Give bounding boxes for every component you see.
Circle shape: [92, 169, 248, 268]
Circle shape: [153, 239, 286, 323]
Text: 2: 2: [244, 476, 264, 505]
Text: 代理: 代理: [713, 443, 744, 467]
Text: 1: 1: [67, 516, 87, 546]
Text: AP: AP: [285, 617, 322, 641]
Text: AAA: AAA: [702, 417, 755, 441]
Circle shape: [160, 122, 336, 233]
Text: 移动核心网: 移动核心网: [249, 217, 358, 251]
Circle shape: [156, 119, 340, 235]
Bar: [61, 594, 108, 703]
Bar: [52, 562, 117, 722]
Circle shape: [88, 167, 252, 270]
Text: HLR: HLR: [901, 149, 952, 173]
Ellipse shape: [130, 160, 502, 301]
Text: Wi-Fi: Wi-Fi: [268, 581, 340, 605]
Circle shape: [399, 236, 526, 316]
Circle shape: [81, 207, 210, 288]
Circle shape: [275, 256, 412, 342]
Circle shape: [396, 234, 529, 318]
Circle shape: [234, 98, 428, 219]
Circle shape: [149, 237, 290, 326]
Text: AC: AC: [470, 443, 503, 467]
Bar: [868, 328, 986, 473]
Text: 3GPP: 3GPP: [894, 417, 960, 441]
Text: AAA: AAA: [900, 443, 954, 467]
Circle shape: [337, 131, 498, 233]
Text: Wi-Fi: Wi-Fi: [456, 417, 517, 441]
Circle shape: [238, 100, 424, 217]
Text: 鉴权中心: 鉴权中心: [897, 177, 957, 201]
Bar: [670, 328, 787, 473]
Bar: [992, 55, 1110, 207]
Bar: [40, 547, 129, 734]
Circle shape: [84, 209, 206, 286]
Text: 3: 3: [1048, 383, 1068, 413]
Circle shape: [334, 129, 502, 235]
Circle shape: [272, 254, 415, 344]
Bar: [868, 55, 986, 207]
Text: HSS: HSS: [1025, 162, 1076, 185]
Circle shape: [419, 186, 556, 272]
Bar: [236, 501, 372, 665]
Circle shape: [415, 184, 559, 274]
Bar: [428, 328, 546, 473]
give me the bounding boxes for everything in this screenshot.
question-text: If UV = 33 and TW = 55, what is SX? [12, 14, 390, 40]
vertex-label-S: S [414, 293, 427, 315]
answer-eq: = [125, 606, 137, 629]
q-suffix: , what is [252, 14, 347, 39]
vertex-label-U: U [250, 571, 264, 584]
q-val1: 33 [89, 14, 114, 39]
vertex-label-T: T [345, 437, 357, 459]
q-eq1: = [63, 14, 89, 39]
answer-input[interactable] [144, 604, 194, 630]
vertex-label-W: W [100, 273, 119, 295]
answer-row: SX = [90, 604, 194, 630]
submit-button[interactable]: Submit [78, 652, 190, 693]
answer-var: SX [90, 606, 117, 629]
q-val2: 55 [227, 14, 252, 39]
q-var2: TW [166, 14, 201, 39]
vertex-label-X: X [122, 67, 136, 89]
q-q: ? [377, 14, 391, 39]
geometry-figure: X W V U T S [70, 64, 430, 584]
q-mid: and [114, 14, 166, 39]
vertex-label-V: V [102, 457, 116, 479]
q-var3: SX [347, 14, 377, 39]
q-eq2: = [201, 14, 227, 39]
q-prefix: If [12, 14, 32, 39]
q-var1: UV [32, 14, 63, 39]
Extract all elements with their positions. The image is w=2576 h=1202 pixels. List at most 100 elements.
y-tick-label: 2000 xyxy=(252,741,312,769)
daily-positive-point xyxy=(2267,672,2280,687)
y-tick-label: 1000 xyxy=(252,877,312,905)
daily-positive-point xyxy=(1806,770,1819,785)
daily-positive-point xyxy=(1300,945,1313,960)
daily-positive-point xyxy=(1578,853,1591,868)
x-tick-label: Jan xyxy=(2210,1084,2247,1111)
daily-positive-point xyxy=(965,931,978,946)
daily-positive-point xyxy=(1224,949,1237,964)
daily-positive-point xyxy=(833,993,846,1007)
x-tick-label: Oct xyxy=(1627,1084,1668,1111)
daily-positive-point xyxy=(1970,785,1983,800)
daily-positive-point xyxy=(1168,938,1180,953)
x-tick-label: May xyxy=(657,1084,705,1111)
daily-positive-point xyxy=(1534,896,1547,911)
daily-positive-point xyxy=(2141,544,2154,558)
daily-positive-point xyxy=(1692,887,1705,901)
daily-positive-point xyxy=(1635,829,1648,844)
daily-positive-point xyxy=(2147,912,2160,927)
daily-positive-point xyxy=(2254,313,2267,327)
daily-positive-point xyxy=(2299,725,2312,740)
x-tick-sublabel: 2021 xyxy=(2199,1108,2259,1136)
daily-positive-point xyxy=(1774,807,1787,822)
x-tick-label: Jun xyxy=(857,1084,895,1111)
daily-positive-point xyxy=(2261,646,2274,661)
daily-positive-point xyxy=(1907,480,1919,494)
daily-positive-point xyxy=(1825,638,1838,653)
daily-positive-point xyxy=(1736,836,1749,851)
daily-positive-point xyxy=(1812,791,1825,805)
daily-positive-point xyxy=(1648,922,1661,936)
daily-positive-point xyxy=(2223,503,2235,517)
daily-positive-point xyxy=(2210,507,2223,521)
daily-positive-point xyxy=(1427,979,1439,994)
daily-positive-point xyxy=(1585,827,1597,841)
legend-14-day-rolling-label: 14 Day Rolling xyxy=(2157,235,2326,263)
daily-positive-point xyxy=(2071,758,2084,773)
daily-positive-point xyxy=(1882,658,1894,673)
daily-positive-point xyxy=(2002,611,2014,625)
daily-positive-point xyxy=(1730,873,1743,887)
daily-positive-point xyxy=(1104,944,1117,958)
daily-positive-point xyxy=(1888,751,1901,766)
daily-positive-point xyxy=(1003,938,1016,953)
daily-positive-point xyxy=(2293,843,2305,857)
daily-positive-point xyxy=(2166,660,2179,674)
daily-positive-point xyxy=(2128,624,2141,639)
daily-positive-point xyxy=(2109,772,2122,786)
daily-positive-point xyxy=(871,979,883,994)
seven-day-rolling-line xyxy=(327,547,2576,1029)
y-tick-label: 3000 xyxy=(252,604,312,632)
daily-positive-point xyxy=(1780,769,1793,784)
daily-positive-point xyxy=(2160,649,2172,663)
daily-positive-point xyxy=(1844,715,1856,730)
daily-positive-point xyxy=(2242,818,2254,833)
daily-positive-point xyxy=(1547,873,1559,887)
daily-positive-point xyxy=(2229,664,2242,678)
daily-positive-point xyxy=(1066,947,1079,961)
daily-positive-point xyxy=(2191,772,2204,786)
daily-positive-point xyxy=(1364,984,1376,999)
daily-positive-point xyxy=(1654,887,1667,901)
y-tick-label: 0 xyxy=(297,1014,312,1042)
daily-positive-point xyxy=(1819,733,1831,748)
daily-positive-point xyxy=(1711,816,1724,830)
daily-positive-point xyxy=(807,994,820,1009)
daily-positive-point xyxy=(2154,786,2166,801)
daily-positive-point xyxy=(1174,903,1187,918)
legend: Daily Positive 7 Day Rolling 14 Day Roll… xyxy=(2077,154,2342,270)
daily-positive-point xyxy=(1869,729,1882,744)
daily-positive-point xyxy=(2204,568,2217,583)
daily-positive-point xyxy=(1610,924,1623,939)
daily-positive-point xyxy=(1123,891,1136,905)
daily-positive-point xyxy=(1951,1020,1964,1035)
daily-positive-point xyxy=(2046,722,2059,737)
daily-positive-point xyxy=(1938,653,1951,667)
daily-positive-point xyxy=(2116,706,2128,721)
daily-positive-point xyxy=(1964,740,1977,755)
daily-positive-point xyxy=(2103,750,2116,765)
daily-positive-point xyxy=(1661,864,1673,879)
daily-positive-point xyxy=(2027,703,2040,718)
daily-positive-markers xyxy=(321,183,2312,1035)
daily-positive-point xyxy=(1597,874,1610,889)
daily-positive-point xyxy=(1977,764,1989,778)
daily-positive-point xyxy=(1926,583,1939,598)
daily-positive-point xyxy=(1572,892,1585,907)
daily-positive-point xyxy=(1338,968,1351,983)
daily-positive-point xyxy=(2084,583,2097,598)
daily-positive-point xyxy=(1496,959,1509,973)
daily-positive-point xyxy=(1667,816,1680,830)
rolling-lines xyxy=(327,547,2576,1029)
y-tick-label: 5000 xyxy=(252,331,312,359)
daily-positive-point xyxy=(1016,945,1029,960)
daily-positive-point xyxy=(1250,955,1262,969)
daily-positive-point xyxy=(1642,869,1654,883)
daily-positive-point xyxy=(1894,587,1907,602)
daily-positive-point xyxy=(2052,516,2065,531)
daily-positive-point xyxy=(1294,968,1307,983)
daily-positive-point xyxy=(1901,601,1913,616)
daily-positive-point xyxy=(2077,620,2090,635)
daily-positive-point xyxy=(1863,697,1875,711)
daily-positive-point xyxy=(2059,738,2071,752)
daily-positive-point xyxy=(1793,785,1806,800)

■ ■ ■ ■ ■

YOUR INSTRUCTIONS >> Can you reproduce everything from the start of the listing down through the line containing "Text: 移动核心网: 移动核心网: [249, 217, 358, 251]", character for character and with that line included?

PROBLEM SOLUTION >>
Give bounding boxes for every component you see.
Circle shape: [92, 169, 248, 268]
Circle shape: [153, 239, 286, 323]
Text: 2: 2: [244, 476, 264, 505]
Text: 代理: 代理: [713, 443, 744, 467]
Text: 1: 1: [67, 516, 87, 546]
Text: AP: AP: [285, 617, 322, 641]
Text: AAA: AAA: [702, 417, 755, 441]
Circle shape: [160, 122, 336, 233]
Text: 移动核心网: 移动核心网: [249, 217, 358, 251]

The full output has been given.